Please convert the items below into a JSON list of strings, with one string for each line and blank lines left out.

■ Data for this task:
———
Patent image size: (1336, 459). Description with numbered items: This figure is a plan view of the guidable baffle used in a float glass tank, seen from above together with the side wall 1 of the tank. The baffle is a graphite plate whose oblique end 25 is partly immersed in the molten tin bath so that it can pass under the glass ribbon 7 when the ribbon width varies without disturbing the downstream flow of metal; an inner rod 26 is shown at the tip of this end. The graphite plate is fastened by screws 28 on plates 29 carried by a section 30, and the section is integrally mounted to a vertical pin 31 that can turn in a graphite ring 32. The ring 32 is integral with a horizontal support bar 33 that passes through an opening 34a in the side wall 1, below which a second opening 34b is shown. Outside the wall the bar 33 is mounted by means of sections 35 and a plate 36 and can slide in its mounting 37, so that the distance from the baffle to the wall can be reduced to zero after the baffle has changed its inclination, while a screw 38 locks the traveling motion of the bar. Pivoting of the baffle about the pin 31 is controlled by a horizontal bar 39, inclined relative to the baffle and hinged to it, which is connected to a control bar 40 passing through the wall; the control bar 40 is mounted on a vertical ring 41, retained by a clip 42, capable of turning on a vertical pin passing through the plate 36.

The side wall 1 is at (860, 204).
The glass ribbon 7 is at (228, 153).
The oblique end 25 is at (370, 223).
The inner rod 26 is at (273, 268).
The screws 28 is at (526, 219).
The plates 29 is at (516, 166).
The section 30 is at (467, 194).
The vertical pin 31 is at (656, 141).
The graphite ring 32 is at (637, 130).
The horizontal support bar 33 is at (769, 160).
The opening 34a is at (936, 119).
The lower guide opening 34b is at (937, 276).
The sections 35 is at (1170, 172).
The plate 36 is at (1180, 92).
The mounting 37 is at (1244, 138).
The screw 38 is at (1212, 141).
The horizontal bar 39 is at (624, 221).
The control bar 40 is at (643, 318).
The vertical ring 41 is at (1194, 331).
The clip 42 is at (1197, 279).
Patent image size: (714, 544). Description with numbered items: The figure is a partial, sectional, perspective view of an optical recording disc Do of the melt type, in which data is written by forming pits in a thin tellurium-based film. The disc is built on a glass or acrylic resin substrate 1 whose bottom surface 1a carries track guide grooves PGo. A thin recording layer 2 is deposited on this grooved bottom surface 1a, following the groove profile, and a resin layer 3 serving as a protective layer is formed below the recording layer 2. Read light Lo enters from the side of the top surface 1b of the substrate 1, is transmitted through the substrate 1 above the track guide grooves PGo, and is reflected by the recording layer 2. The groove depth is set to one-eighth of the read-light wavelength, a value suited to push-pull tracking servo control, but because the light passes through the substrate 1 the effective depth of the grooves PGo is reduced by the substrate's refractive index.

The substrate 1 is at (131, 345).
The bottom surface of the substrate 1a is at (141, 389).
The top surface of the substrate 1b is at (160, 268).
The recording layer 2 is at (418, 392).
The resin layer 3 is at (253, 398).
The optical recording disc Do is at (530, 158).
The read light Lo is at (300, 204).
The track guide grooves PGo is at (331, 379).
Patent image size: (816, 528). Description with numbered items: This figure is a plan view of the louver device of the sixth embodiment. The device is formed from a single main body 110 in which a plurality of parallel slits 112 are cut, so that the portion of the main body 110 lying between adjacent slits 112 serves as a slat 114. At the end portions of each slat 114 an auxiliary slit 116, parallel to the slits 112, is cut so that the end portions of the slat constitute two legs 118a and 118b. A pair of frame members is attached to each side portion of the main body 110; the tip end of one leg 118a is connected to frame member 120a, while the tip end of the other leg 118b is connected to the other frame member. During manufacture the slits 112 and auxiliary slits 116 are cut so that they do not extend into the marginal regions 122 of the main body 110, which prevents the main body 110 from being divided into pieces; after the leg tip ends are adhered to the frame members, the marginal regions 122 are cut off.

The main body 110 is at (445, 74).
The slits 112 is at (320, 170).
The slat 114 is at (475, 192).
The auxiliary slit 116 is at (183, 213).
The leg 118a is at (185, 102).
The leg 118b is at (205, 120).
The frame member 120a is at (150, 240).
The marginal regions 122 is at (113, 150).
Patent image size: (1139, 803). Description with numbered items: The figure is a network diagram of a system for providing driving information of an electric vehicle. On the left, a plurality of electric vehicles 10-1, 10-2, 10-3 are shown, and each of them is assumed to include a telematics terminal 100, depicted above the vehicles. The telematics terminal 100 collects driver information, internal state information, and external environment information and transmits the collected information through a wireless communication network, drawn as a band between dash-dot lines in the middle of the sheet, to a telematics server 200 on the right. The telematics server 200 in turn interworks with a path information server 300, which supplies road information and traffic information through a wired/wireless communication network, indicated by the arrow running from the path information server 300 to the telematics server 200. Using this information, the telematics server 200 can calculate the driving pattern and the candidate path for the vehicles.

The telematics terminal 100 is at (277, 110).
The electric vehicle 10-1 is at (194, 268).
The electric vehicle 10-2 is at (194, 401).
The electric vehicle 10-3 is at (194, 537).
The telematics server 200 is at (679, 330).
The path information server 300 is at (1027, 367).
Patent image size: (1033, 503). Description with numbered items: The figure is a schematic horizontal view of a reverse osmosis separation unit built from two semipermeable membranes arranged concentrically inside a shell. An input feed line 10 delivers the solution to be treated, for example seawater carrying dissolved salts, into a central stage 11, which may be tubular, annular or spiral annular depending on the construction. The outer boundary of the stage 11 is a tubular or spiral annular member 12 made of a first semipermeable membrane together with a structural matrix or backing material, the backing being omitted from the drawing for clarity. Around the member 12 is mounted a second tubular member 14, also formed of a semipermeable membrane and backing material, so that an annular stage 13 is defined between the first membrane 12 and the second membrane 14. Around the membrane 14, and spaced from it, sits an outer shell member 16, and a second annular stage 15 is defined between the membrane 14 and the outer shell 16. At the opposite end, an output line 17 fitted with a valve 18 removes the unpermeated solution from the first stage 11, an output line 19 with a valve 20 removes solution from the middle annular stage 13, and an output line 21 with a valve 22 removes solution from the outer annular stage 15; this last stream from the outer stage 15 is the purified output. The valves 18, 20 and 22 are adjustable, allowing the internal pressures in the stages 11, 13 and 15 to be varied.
———
■ Expected answer:
[
  "Patent image size: (1336, 459). Description with numbered items: This figure is a plan view of the guidable baffle used in a float glass tank, seen from above together with the side wall 1 of the tank. The baffle is a graphite plate whose oblique end 25 is partly immersed in the molten tin bath so that it can pass under the glass ribbon 7 when the ribbon width varies without disturbing the downstream flow of metal; an inner rod 26 is shown at the tip of this end. The graphite plate is fastened by screws 28 on plates 29 carried by a section 30, and the section is integrally mounted to a vertical pin 31 that can turn in a graphite ring 32. The ring 32 is integral with a horizontal support bar 33 that passes through an opening 34a in the side wall 1, below which a second opening 34b is shown. Outside the wall the bar 33 is mounted by means of sections 35 and a plate 36 and can slide in its mounting 37, so that the distance from the baffle to the wall can be reduced to zero after the baffle has changed its inclination, while a screw 38 locks the traveling motion of the bar. Pivoting of the baffle about the pin 31 is controlled by a horizontal bar 39, inclined relative to the baffle and hinged to it, which is connected to a control bar 40 passing through the wall; the control bar 40 is mounted on a vertical ring 41, retained by a clip 42, capable of turning on a vertical pin passing through the plate 36.",
  "The side wall 1 is at (860, 204).",
  "The glass ribbon 7 is at (228, 153).",
  "The oblique end 25 is at (370, 223).",
  "The inner rod 26 is at (273, 268).",
  "The screws 28 is at (526, 219).",
  "The plates 29 is at (516, 166).",
  "The section 30 is at (467, 194).",
  "The vertical pin 31 is at (656, 141).",
  "The graphite ring 32 is at (637, 130).",
  "The horizontal support bar 33 is at (769, 160).",
  "The opening 34a is at (936, 119).",
  "The lower guide opening 34b is at (937, 276).",
  "The sections 35 is at (1170, 172).",
  "The plate 36 is at (1180, 92).",
  "The mounting 37 is at (1244, 138).",
  "The screw 38 is at (1212, 141).",
  "The horizontal bar 39 is at (624, 221).",
  "The control bar 40 is at (643, 318).",
  "The vertical ring 41 is at (1194, 331).",
  "The clip 42 is at (1197, 279).",
  "Patent image size: (714, 544). Description with numbered items: The figure is a partial, sectional, perspective view of an optical recording disc Do of the melt type, in which data is written by forming pits in a thin tellurium-based film. The disc is built on a glass or acrylic resin substrate 1 whose bottom surface 1a carries track guide grooves PGo. A thin recording layer 2 is deposited on this grooved bottom surface 1a, following the groove profile, and a resin layer 3 serving as a protective layer is formed below the recording layer 2. Read light Lo enters from the side of the top surface 1b of the substrate 1, is transmitted through the substrate 1 above the track guide grooves PGo, and is reflected by the recording layer 2. The groove depth is set to one-eighth of the read-light wavelength, a value suited to push-pull tracking servo control, but because the light passes through the substrate 1 the effective depth of the grooves PGo is reduced by the substrate's refractive index.",
  "The substrate 1 is at (131, 345).",
  "The bottom surface of the substrate 1a is at (141, 389).",
  "The top surface of the substrate 1b is at (160, 268).",
  "The recording layer 2 is at (418, 392).",
  "The resin layer 3 is at (253, 398).",
  "The optical recording disc Do is at (530, 158).",
  "The read light Lo is at (300, 204).",
  "The track guide grooves PGo is at (331, 379).",
  "Patent image size: (816, 528). Description with numbered items: This figure is a plan view of the louver device of the sixth embodiment. The device is formed from a single main body 110 in which a plurality of parallel slits 112 are cut, so that the portion of the main body 110 lying between adjacent slits 112 serves as a slat 114. At the end portions of each slat 114 an auxiliary slit 116, parallel to the slits 112, is cut so that the end portions of the slat constitute two legs 118a and 118b. A pair of frame members is attached to each side portion of the main body 110; the tip end of one leg 118a is connected to frame member 120a, while the tip end of the other leg 118b is connected to the other frame member. During manufacture the slits 112 and auxiliary slits 116 are cut so that they do not extend into the marginal regions 122 of the main body 110, which prevents the main body 110 from being divided into pieces; after the leg tip ends are adhered to the frame members, the marginal regions 122 are cut off.",
  "The main body 110 is at (445, 74).",
  "The slits 112 is at (320, 170).",
  "The slat 114 is at (475, 192).",
  "The auxiliary slit 116 is at (183, 213).",
  "The leg 118a is at (185, 102).",
  "The leg 118b is at (205, 120).",
  "The frame member 120a is at (150, 240).",
  "The marginal regions 122 is at (113, 150).",
  "Patent image size: (1139, 803). Description with numbered items: The figure is a network diagram of a system for providing driving information of an electric vehicle. On the left, a plurality of electric vehicles 10-1, 10-2, 10-3 are shown, and each of them is assumed to include a telematics terminal 100, depicted above the vehicles. The telematics terminal 100 collects driver information, internal state information, and external environment information and transmits the collected information through a wireless communication network, drawn as a band between dash-dot lines in the middle of the sheet, to a telematics server 200 on the right. The telematics server 200 in turn interworks with a path information server 300, which supplies road information and traffic information through a wired/wireless communication network, indicated by the arrow running from the path information server 300 to the telematics server 200. Using this information, the telematics server 200 can calculate the driving pattern and the candidate path for the vehicles.",
  "The telematics terminal 100 is at (277, 110).",
  "The electric vehicle 10-1 is at (194, 268).",
  "The electric vehicle 10-2 is at (194, 401).",
  "The electric vehicle 10-3 is at (194, 537).",
  "The telematics server 200 is at (679, 330).",
  "The path information server 300 is at (1027, 367).",
  "Patent image size: (1033, 503). Description with numbered items: The figure is a schematic horizontal view of a reverse osmosis separation unit built from two semipermeable membranes arranged concentrically inside a shell. An input feed line 10 delivers the solution to be treated, for example seawater carrying dissolved salts, into a central stage 11, which may be tubular, annular or spiral annular depending on the construction. The outer boundary of the stage 11 is a tubular or spiral annular member 12 made of a first semipermeable membrane together with a structural matrix or backing material, the backing being omitted from the drawing for clarity. Around the member 12 is mounted a second tubular member 14, also formed of a semipermeable membrane and backing material, so that an annular stage 13 is defined between the first membrane 12 and the second membrane 14. Around the membrane 14, and spaced from it, sits an outer shell member 16, and a second annular stage 15 is defined between the membrane 14 and the outer shell 16. At the opposite end, an output line 17 fitted with a valve 18 removes the unpermeated solution from the first stage 11, an output line 19 with a valve 20 removes solution from the middle annular stage 13, and an output line 21 with a valve 22 removes solution from the outer annular stage 15; this last stream from the outer stage 15 is the purified output. The valves 18, 20 and 22 are adjustable, allowing the internal pressures in the stages 11, 13 and 15 to be varied."
]